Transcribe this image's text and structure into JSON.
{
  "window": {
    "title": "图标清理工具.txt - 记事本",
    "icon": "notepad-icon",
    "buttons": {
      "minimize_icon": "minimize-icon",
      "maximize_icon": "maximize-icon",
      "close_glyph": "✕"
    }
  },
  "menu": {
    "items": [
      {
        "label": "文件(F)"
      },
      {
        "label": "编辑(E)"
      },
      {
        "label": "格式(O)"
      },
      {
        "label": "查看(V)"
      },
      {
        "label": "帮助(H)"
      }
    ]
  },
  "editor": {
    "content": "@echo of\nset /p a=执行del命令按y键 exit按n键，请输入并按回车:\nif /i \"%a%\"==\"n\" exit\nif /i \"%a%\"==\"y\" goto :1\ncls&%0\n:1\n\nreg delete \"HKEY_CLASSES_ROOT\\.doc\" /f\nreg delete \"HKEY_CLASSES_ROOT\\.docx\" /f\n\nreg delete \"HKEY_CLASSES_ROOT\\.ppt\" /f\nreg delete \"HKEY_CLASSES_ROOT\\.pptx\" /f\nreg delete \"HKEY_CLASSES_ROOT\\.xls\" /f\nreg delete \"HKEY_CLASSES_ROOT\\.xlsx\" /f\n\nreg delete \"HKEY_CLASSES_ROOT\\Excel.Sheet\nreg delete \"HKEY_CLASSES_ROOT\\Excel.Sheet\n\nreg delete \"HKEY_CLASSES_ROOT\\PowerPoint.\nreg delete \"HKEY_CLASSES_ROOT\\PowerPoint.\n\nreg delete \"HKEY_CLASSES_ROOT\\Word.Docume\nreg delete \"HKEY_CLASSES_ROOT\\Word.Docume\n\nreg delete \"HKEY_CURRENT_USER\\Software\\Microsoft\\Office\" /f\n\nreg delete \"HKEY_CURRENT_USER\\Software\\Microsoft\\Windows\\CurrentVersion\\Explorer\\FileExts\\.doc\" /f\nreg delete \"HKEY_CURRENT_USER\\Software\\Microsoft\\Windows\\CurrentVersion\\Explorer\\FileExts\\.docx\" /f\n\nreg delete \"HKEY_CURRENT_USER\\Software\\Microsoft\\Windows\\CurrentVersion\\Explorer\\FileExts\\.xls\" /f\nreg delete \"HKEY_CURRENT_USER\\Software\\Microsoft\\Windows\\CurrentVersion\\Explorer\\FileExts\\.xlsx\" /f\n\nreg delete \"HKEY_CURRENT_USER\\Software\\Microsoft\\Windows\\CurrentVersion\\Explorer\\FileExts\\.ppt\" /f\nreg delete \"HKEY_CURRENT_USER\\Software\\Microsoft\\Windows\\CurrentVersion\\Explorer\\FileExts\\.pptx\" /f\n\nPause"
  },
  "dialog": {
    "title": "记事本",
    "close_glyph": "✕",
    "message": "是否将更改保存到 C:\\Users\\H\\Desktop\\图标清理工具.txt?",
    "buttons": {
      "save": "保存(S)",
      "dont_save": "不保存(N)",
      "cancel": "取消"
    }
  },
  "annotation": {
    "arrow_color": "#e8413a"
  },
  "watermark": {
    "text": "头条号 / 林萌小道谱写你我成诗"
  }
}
══════════════════════════════
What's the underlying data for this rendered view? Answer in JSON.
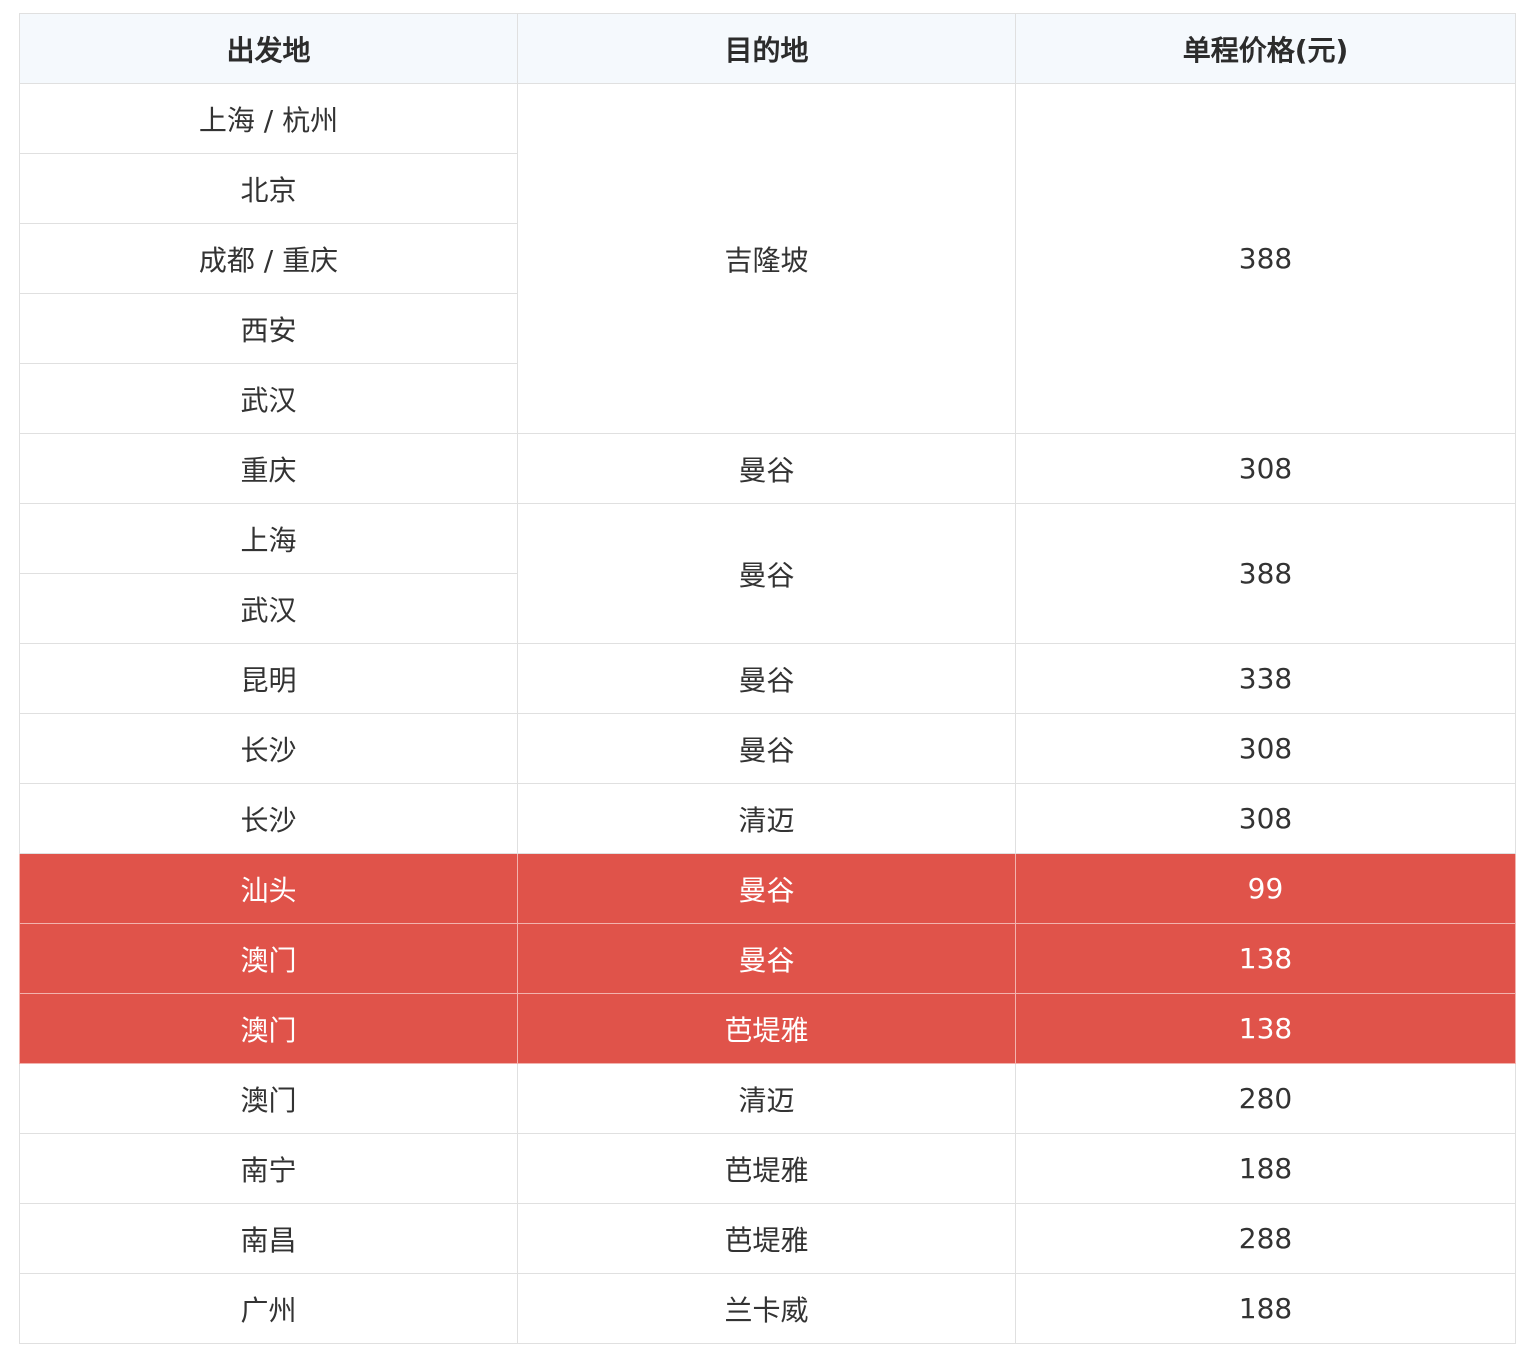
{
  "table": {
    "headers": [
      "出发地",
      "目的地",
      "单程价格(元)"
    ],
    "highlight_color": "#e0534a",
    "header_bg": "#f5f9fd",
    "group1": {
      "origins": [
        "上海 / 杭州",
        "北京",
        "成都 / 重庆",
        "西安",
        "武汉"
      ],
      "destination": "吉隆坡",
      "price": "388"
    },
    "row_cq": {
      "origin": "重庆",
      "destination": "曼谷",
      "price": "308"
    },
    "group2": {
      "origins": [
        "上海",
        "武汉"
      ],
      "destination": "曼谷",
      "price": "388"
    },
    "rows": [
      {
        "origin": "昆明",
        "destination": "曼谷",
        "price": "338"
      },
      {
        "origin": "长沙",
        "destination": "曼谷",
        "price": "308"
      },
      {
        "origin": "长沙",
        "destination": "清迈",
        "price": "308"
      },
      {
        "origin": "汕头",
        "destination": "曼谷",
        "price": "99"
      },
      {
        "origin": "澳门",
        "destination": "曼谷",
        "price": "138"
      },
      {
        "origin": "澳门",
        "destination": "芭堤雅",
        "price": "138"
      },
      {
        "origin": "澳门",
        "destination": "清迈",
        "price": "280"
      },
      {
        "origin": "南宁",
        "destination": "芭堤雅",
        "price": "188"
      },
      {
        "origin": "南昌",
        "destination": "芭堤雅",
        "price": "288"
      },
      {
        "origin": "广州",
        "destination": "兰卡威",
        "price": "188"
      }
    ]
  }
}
══════════════════════════════
## EXERCISE DETAILS
List every line in the records above that contains the word "icon".

## OUTPUT FOR THIS EXERCISE
    "icon": "notepad-icon",
      "minimize_icon": "minimize-icon",
      "maximize_icon": "maximize-icon",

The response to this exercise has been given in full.